Data extracted from a collection:
# # # #

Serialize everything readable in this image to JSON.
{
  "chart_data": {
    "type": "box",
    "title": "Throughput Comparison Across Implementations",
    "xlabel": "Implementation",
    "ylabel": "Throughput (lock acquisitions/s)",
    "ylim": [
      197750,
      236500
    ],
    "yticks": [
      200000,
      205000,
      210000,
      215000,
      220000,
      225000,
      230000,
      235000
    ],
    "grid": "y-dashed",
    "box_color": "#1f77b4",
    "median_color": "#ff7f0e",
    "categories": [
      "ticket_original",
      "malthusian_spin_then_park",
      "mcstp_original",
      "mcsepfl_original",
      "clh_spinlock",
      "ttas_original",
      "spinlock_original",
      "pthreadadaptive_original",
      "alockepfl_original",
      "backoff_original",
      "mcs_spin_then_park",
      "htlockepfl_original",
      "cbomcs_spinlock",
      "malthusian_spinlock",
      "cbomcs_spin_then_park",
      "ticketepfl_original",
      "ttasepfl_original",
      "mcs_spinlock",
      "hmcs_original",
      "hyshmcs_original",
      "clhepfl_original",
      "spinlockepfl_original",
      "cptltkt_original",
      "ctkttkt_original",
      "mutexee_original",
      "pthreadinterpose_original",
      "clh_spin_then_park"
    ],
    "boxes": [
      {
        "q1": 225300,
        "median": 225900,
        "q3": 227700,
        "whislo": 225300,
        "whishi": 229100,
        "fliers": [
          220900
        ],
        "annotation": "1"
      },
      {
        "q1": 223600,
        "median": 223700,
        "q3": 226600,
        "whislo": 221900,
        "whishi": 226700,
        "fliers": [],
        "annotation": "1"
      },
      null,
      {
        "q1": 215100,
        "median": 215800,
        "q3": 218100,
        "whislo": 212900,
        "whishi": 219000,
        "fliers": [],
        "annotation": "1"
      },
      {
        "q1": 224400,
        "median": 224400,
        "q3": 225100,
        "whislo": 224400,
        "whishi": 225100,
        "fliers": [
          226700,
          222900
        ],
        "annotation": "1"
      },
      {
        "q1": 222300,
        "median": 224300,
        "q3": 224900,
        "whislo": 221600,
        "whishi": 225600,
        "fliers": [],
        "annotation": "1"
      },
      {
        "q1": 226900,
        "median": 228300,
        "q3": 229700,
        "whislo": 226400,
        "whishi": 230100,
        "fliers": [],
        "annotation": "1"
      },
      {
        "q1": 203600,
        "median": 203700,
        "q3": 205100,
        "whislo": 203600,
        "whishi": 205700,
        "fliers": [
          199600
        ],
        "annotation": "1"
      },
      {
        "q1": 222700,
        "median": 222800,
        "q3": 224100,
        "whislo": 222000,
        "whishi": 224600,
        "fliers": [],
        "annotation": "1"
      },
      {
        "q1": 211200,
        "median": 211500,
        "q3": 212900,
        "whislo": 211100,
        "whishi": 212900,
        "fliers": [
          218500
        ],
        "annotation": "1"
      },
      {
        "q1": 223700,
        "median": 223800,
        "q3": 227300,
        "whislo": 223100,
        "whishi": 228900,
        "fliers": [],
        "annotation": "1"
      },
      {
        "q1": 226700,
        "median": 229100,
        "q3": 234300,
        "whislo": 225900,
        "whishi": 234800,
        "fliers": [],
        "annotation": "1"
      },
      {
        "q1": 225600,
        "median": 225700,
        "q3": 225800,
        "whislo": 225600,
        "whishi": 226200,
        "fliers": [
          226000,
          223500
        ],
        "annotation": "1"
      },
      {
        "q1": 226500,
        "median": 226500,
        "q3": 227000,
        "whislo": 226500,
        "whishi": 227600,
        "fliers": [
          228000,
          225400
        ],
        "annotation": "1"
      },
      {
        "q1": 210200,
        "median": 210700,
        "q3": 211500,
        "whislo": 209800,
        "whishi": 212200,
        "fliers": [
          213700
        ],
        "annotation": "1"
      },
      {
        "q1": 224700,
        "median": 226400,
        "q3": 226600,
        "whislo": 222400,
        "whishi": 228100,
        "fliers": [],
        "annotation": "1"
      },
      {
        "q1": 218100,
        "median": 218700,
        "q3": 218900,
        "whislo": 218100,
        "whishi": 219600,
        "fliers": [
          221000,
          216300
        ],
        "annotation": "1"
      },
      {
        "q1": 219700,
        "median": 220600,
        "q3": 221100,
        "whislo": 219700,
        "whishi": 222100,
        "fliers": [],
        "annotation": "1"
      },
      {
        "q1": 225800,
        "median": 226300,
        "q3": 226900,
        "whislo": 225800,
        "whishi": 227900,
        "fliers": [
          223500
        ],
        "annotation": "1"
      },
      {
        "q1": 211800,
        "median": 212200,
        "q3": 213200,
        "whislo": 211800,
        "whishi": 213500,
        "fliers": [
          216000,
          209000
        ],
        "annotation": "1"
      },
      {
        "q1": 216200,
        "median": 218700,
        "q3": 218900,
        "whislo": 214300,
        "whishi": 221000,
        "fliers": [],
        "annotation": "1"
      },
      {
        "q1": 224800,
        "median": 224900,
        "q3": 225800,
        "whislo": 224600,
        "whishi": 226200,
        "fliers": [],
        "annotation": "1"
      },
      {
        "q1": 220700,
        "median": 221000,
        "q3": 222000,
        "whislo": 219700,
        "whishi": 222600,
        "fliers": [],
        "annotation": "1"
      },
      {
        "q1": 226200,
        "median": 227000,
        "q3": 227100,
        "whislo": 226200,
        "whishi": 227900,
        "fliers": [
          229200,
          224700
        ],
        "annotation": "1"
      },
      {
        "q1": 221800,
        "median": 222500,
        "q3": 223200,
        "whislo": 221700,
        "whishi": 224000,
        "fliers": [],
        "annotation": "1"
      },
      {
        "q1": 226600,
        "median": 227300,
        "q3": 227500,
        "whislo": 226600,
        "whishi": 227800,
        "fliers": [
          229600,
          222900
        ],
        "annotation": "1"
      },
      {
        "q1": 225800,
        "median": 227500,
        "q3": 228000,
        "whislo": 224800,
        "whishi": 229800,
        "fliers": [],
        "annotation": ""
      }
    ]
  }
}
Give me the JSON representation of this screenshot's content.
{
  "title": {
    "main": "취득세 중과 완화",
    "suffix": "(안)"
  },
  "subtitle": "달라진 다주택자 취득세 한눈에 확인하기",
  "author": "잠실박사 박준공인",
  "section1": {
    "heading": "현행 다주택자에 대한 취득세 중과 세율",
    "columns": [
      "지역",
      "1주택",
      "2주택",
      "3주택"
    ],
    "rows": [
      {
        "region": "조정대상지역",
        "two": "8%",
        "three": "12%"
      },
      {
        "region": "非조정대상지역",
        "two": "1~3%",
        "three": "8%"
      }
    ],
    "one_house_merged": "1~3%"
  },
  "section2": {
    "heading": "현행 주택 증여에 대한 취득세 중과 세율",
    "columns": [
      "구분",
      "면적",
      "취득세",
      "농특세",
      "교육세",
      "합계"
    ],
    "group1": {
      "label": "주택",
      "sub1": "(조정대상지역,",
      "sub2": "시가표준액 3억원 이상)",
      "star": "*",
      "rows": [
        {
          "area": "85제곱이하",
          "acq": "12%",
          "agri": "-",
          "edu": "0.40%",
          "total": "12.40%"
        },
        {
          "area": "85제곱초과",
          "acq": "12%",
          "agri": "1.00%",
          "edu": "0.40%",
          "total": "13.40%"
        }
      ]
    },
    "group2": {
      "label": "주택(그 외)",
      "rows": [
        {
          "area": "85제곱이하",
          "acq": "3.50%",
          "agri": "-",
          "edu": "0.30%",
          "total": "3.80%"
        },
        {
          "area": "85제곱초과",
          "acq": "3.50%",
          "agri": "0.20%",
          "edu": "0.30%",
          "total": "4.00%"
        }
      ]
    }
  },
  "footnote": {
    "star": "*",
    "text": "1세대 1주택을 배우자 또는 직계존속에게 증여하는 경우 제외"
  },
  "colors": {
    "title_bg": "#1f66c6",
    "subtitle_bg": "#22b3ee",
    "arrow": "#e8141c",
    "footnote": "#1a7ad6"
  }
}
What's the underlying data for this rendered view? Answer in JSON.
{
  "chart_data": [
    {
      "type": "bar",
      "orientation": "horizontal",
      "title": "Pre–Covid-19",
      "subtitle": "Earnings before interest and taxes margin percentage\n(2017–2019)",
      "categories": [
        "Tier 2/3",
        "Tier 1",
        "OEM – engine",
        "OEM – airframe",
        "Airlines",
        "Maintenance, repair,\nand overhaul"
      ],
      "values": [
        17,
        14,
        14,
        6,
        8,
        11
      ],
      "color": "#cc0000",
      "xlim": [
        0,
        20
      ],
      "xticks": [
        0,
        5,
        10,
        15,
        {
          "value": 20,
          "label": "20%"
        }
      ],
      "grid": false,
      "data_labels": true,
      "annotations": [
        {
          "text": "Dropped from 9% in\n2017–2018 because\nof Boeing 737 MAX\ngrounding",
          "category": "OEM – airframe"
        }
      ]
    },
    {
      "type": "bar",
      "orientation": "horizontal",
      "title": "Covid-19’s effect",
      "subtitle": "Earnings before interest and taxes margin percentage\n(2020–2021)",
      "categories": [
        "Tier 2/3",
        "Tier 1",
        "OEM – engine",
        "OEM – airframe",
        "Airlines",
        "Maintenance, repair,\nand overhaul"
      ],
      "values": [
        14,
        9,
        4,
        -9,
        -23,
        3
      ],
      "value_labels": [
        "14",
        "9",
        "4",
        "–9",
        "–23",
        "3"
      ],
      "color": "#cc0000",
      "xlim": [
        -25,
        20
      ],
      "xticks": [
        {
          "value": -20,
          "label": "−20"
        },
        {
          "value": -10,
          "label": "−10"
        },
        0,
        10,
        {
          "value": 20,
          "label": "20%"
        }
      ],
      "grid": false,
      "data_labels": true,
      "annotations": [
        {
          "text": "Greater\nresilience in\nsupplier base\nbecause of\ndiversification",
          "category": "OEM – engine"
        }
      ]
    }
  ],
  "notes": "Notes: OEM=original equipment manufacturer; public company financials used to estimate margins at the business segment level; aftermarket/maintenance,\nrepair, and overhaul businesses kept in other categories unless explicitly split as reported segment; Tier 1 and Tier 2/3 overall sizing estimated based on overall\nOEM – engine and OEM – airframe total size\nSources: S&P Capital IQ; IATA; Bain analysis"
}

# # # #

Exercise:
From the data above, work out how many lines hold "before". Answer with the number alone.

Solution for this problem:
2